>> BEGIN Data shown

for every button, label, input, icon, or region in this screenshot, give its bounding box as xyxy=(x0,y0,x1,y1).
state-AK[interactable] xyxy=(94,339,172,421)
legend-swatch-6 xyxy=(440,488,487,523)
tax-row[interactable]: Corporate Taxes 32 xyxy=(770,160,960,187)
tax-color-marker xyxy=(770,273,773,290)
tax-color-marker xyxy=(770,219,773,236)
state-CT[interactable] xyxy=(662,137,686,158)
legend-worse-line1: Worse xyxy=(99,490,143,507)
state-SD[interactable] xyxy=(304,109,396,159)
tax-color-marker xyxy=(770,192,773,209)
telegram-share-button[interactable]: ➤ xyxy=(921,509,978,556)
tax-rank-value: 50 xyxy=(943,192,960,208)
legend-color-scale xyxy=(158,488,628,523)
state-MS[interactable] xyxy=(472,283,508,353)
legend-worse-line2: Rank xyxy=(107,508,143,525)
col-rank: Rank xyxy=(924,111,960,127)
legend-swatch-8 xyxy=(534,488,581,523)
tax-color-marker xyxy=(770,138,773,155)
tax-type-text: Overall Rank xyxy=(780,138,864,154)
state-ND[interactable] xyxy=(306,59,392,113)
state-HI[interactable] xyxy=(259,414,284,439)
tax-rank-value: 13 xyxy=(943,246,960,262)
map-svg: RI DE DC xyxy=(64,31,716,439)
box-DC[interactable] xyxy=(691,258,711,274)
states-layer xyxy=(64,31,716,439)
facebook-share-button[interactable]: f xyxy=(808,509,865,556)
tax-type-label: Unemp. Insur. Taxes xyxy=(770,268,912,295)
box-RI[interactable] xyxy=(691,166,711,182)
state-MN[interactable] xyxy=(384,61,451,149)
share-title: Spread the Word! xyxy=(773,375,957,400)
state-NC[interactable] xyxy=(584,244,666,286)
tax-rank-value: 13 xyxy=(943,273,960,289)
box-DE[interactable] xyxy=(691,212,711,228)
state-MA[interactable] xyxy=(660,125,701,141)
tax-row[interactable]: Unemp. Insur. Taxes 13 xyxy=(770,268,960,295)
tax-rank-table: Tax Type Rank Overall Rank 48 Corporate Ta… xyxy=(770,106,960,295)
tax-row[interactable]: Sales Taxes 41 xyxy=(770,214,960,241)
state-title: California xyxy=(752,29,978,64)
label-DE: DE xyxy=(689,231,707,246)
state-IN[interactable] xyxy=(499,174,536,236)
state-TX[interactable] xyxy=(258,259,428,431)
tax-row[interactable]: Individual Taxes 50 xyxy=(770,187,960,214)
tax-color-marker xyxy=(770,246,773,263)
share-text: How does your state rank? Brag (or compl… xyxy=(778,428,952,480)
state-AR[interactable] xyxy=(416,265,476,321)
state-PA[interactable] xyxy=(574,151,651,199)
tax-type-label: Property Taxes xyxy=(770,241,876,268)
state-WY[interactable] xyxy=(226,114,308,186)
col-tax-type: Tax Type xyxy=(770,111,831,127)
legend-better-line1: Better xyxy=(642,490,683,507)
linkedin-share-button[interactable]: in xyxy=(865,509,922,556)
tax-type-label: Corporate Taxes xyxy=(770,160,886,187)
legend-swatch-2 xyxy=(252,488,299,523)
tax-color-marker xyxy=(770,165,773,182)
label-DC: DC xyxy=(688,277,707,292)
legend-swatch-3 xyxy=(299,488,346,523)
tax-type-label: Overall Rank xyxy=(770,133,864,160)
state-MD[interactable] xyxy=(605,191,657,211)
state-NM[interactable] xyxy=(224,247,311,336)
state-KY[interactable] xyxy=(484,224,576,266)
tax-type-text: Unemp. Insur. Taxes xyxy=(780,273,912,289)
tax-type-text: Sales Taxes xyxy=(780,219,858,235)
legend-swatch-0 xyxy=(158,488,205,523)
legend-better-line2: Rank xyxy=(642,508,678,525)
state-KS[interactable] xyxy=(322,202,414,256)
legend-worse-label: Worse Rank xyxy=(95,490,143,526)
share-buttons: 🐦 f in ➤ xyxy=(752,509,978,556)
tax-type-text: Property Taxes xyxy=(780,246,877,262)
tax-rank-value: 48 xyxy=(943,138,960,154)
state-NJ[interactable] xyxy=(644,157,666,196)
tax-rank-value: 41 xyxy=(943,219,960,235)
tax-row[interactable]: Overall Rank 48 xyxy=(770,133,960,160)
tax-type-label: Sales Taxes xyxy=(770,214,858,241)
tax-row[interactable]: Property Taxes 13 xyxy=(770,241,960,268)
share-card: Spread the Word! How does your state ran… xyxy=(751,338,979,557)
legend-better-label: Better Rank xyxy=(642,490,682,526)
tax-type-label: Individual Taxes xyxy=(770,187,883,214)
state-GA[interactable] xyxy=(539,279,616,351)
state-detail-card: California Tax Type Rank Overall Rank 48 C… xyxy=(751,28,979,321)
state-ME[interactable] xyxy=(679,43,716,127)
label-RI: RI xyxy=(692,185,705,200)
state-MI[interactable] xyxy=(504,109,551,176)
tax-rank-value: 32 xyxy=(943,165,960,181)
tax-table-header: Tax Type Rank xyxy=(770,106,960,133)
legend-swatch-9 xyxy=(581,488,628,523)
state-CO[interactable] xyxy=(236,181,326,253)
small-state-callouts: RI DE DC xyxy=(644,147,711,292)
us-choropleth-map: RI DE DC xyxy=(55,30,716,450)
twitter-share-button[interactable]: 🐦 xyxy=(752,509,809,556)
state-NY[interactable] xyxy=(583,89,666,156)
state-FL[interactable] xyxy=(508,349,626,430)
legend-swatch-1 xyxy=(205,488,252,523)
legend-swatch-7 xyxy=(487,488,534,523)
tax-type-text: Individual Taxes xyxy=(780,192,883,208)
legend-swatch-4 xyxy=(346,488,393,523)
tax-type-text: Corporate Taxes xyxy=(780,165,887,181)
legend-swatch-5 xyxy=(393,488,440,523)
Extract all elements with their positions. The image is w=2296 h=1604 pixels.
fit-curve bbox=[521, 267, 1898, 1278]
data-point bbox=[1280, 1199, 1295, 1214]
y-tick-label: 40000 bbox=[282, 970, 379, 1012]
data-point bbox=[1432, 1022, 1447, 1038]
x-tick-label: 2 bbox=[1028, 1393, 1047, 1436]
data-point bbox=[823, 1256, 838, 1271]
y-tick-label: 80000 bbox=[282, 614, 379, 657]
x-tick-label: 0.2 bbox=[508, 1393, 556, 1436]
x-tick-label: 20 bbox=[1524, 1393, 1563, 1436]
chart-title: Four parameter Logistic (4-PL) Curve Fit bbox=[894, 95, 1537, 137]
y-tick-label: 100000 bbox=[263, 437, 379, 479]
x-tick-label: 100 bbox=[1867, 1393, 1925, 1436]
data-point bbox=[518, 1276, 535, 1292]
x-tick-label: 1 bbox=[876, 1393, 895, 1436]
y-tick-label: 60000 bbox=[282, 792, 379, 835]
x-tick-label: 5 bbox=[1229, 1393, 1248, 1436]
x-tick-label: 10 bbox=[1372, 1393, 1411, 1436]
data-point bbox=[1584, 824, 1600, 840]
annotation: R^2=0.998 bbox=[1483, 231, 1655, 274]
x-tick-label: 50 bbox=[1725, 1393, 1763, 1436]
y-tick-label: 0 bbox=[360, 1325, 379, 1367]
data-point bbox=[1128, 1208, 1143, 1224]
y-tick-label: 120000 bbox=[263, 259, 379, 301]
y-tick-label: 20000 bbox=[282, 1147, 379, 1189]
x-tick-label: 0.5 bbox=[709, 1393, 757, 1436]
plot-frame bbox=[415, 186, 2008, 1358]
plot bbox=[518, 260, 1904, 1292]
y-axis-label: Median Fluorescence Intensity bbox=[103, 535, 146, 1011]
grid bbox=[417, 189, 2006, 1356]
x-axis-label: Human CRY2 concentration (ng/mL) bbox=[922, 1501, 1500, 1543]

>> END Data shown

• What is required:
Please count the lines of the material above that contain the word "does" and give only that number.

• Result below:
2